§ **Required task**: Transcribe every record that appears below, exactly and in full.

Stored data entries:

========

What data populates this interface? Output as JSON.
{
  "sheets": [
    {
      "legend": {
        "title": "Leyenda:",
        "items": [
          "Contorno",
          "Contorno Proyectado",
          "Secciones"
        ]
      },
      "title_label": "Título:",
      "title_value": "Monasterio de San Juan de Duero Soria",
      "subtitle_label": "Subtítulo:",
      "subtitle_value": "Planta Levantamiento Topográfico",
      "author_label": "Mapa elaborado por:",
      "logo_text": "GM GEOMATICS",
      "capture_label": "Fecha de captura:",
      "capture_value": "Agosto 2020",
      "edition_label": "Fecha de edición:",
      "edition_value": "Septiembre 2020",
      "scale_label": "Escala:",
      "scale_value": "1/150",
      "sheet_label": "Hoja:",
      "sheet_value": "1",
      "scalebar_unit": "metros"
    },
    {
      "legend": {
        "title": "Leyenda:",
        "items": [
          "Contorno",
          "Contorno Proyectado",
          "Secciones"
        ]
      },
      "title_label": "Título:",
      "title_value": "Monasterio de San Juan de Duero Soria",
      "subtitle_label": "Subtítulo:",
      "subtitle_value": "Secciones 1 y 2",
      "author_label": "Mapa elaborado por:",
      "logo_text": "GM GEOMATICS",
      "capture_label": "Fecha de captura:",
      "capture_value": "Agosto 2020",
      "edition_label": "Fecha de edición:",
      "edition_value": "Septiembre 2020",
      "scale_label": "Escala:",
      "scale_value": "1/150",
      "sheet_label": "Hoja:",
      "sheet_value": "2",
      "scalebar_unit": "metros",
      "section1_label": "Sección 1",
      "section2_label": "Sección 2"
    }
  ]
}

========

§ **Exercise answer**:
What data populates this interface? Output as JSON.
{
  "sheets": [
    {
      "legend": {
        "title": "Leyenda:",
        "items": [
          "Contorno",
          "Contorno Proyectado",
          "Secciones"
        ]
      },
      "title_label": "Título:",
      "title_value": "Monasterio de San Juan de Duero Soria",
      "subtitle_label": "Subtítulo:",
      "subtitle_value": "Planta Levantamiento Topográfico",
      "author_label": "Mapa elaborado por:",
      "logo_text": "GM GEOMATICS",
      "capture_label": "Fecha de captura:",
      "capture_value": "Agosto 2020",
      "edition_label": "Fecha de edición:",
      "edition_value": "Septiembre 2020",
      "scale_label": "Escala:",
      "scale_value": "1/150",
      "sheet_label": "Hoja:",
      "sheet_value": "1",
      "scalebar_unit": "metros"
    },
    {
      "legend": {
        "title": "Leyenda:",
        "items": [
          "Contorno",
          "Contorno Proyectado",
          "Secciones"
        ]
      },
      "title_label": "Título:",
      "title_value": "Monasterio de San Juan de Duero Soria",
      "subtitle_label": "Subtítulo:",
      "subtitle_value": "Secciones 1 y 2",
      "author_label": "Mapa elaborado por:",
      "logo_text": "GM GEOMATICS",
      "capture_label": "Fecha de captura:",
      "capture_value": "Agosto 2020",
      "edition_label": "Fecha de edición:",
      "edition_value": "Septiembre 2020",
      "scale_label": "Escala:",
      "scale_value": "1/150",
      "sheet_label": "Hoja:",
      "sheet_value": "2",
      "scalebar_unit": "metros",
      "section1_label": "Sección 1",
      "section2_label": "Sección 2"
    }
  ]
}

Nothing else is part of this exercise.